A run of records
● ● ● ● ●
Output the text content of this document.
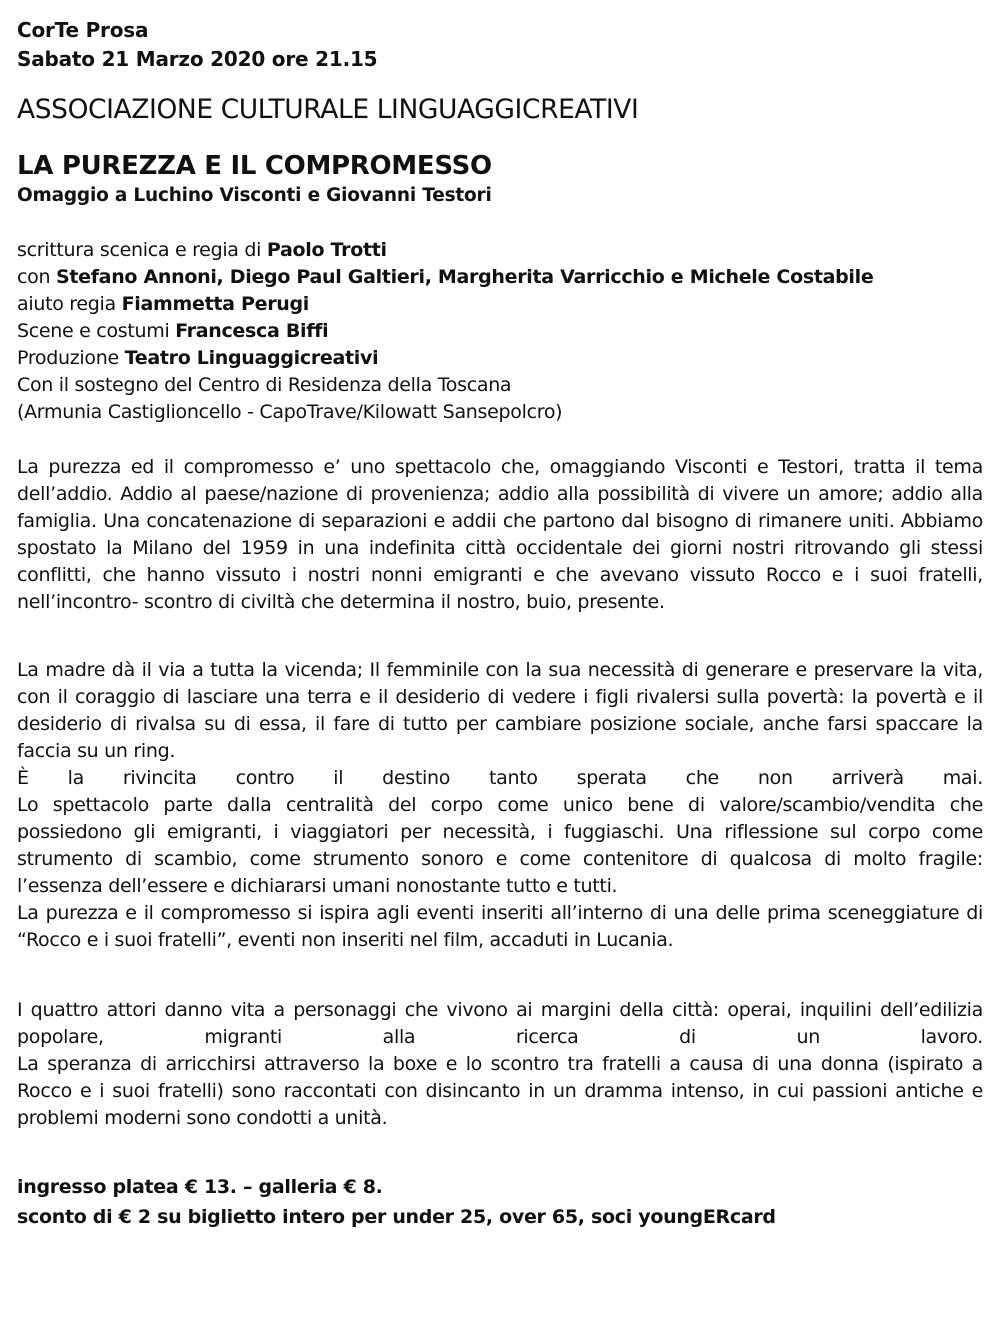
CorTe Prosa
Sabato 21 Marzo 2020 ore 21.15
ASSOCIAZIONE CULTURALE LINGUAGGICREATIVI
LA PUREZZA E IL COMPROMESSO
Omaggio a Luchino Visconti e Giovanni Testori
scrittura scenica e regia di Paolo Trotti
con Stefano Annoni, Diego Paul Galtieri, Margherita Varricchio e Michele Costabile
aiuto regia Fiammetta Perugi
Scene e costumi Francesca Biffi
Produzione Teatro Linguaggicreativi
Con il sostegno del Centro di Residenza della Toscana
(Armunia Castiglioncello - CapoTrave/Kilowatt Sansepolcro)

La purezza ed il compromesso e’ uno spettacolo che, omaggiando Visconti e Testori, tratta il tema dell’addio. Addio al paese/nazione di provenienza; addio alla possibilità di vivere un amore; addio alla famiglia. Una concatenazione di separazioni e addii che partono dal bisogno di rimanere uniti. Abbiamo spostato la Milano del 1959 in una indefinita città occidentale dei giorni nostri ritrovando gli stessi conflitti, che hanno vissuto i nostri nonni emigranti e che avevano vissuto Rocco e i suoi fratelli, nell’incontro- scontro di civiltà che determina il nostro, buio, presente.

La madre dà il via a tutta la vicenda; Il femminile con la sua necessità di generare e preservare la vita, con il coraggio di lasciare una terra e il desiderio di vedere i figli rivalersi sulla povertà: la povertà e il desiderio di rivalsa su di essa, il fare di tutto per cambiare posizione sociale, anche farsi spaccare la faccia su un ring.

È la rivincita contro il destino tanto sperata che non arriverà mai.

Lo spettacolo parte dalla centralità del corpo come unico bene di valore/scambio/vendita che possiedono gli emigranti, i viaggiatori per necessità, i fuggiaschi. Una riflessione sul corpo come strumento di scambio, come strumento sonoro e come contenitore di qualcosa di molto fragile: l’essenza dell’essere e dichiararsi umani nonostante tutto e tutti.

La purezza e il compromesso si ispira agli eventi inseriti all’interno di una delle prima sceneggiature di “Rocco e i suoi fratelli”, eventi non inseriti nel film, accaduti in Lucania.

I quattro attori danno vita a personaggi che vivono ai margini della città: operai, inquilini dell’edilizia popolare, migranti alla ricerca di un lavoro.

La speranza di arricchirsi attraverso la boxe e lo scontro tra fratelli a causa di una donna (ispirato a Rocco e i suoi fratelli) sono raccontati con disincanto in un dramma intenso, in cui passioni antiche e problemi moderni sono condotti a unità.

ingresso platea € 13. – galleria € 8.
sconto di € 2 su biglietto intero per under 25, over 65, soci youngERcard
● ● ● ● ●
» WHAT YOU NEED TO DO:
Please repeat the entries exactly. Do not include the pictures.

» REPLY TO THE TASK:
Output the text content of this document.
CorTe Prosa
Sabato 21 Marzo 2020 ore 21.15
ASSOCIAZIONE CULTURALE LINGUAGGICREATIVI
LA PUREZZA E IL COMPROMESSO
Omaggio a Luchino Visconti e Giovanni Testori
scrittura scenica e regia di Paolo Trotti
con Stefano Annoni, Diego Paul Galtieri, Margherita Varricchio e Michele Costabile
aiuto regia Fiammetta Perugi
Scene e costumi Francesca Biffi
Produzione Teatro Linguaggicreativi
Con il sostegno del Centro di Residenza della Toscana
(Armunia Castiglioncello - CapoTrave/Kilowatt Sansepolcro)

La purezza ed il compromesso e’ uno spettacolo che, omaggiando Visconti e Testori, tratta il tema dell’addio. Addio al paese/nazione di provenienza; addio alla possibilità di vivere un amore; addio alla famiglia. Una concatenazione di separazioni e addii che partono dal bisogno di rimanere uniti. Abbiamo spostato la Milano del 1959 in una indefinita città occidentale dei giorni nostri ritrovando gli stessi conflitti, che hanno vissuto i nostri nonni emigranti e che avevano vissuto Rocco e i suoi fratelli, nell’incontro- scontro di civiltà che determina il nostro, buio, presente.

La madre dà il via a tutta la vicenda; Il femminile con la sua necessità di generare e preservare la vita, con il coraggio di lasciare una terra e il desiderio di vedere i figli rivalersi sulla povertà: la povertà e il desiderio di rivalsa su di essa, il fare di tutto per cambiare posizione sociale, anche farsi spaccare la faccia su un ring.

È la rivincita contro il destino tanto sperata che non arriverà mai.

Lo spettacolo parte dalla centralità del corpo come unico bene di valore/scambio/vendita che possiedono gli emigranti, i viaggiatori per necessità, i fuggiaschi. Una riflessione sul corpo come strumento di scambio, come strumento sonoro e come contenitore di qualcosa di molto fragile: l’essenza dell’essere e dichiararsi umani nonostante tutto e tutti.

La purezza e il compromesso si ispira agli eventi inseriti all’interno di una delle prima sceneggiature di “Rocco e i suoi fratelli”, eventi non inseriti nel film, accaduti in Lucania.

I quattro attori danno vita a personaggi che vivono ai margini della città: operai, inquilini dell’edilizia popolare, migranti alla ricerca di un lavoro.

La speranza di arricchirsi attraverso la boxe e lo scontro tra fratelli a causa di una donna (ispirato a Rocco e i suoi fratelli) sono raccontati con disincanto in un dramma intenso, in cui passioni antiche e problemi moderni sono condotti a unità.

ingresso platea € 13. – galleria € 8.
sconto di € 2 su biglietto intero per under 25, over 65, soci youngERcard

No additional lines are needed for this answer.